_Challenge_: Write out the whole listing exactly as it stands.

═══ Records shown

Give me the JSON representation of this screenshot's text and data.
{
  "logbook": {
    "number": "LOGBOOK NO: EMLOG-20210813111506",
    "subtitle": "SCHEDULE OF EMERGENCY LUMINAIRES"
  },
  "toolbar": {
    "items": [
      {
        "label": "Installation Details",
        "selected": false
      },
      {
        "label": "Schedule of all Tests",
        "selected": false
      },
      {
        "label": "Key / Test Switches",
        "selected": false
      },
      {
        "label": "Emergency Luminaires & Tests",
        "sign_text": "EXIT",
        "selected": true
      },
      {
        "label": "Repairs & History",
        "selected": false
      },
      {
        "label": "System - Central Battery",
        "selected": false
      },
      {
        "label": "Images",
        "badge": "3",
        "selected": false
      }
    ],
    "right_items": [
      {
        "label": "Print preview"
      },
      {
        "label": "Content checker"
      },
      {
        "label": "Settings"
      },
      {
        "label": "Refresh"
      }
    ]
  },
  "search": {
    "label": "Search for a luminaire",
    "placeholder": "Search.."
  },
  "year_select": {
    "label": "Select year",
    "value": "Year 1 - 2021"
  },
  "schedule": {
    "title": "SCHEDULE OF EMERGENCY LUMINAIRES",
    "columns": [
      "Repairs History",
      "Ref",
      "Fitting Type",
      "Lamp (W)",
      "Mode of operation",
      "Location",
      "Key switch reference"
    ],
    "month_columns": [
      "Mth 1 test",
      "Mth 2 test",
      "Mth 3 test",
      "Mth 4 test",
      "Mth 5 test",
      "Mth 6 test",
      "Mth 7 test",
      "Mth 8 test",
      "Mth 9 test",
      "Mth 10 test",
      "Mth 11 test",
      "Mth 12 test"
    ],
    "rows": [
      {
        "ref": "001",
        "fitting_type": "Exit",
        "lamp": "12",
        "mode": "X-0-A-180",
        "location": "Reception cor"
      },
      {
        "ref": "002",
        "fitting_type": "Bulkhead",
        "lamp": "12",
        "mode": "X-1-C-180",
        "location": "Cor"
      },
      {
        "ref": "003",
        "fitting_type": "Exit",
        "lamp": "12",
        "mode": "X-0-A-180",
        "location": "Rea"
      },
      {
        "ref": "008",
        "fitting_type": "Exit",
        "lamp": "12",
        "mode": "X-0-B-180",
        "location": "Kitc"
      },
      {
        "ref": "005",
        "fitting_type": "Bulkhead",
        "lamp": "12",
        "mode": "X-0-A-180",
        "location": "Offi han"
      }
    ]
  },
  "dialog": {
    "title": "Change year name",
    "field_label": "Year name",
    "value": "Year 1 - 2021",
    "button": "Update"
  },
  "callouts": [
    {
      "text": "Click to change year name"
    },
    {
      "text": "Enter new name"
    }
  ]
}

══════

_Correct response_:
Give me the JSON representation of this screenshot's text and data.
{
  "logbook": {
    "number": "LOGBOOK NO: EMLOG-20210813111506",
    "subtitle": "SCHEDULE OF EMERGENCY LUMINAIRES"
  },
  "toolbar": {
    "items": [
      {
        "label": "Installation Details",
        "selected": false
      },
      {
        "label": "Schedule of all Tests",
        "selected": false
      },
      {
        "label": "Key / Test Switches",
        "selected": false
      },
      {
        "label": "Emergency Luminaires & Tests",
        "sign_text": "EXIT",
        "selected": true
      },
      {
        "label": "Repairs & History",
        "selected": false
      },
      {
        "label": "System - Central Battery",
        "selected": false
      },
      {
        "label": "Images",
        "badge": "3",
        "selected": false
      }
    ],
    "right_items": [
      {
        "label": "Print preview"
      },
      {
        "label": "Content checker"
      },
      {
        "label": "Settings"
      },
      {
        "label": "Refresh"
      }
    ]
  },
  "search": {
    "label": "Search for a luminaire",
    "placeholder": "Search.."
  },
  "year_select": {
    "label": "Select year",
    "value": "Year 1 - 2021"
  },
  "schedule": {
    "title": "SCHEDULE OF EMERGENCY LUMINAIRES",
    "columns": [
      "Repairs History",
      "Ref",
      "Fitting Type",
      "Lamp (W)",
      "Mode of operation",
      "Location",
      "Key switch reference"
    ],
    "month_columns": [
      "Mth 1 test",
      "Mth 2 test",
      "Mth 3 test",
      "Mth 4 test",
      "Mth 5 test",
      "Mth 6 test",
      "Mth 7 test",
      "Mth 8 test",
      "Mth 9 test",
      "Mth 10 test",
      "Mth 11 test",
      "Mth 12 test"
    ],
    "rows": [
      {
        "ref": "001",
        "fitting_type": "Exit",
        "lamp": "12",
        "mode": "X-0-A-180",
        "location": "Reception cor"
      },
      {
        "ref": "002",
        "fitting_type": "Bulkhead",
        "lamp": "12",
        "mode": "X-1-C-180",
        "location": "Cor"
      },
      {
        "ref": "003",
        "fitting_type": "Exit",
        "lamp": "12",
        "mode": "X-0-A-180",
        "location": "Rea"
      },
      {
        "ref": "008",
        "fitting_type": "Exit",
        "lamp": "12",
        "mode": "X-0-B-180",
        "location": "Kitc"
      },
      {
        "ref": "005",
        "fitting_type": "Bulkhead",
        "lamp": "12",
        "mode": "X-0-A-180",
        "location": "Offi han"
      }
    ]
  },
  "dialog": {
    "title": "Change year name",
    "field_label": "Year name",
    "value": "Year 1 - 2021",
    "button": "Update"
  },
  "callouts": [
    {
      "text": "Click to change year name"
    },
    {
      "text": "Enter new name"
    }
  ]
}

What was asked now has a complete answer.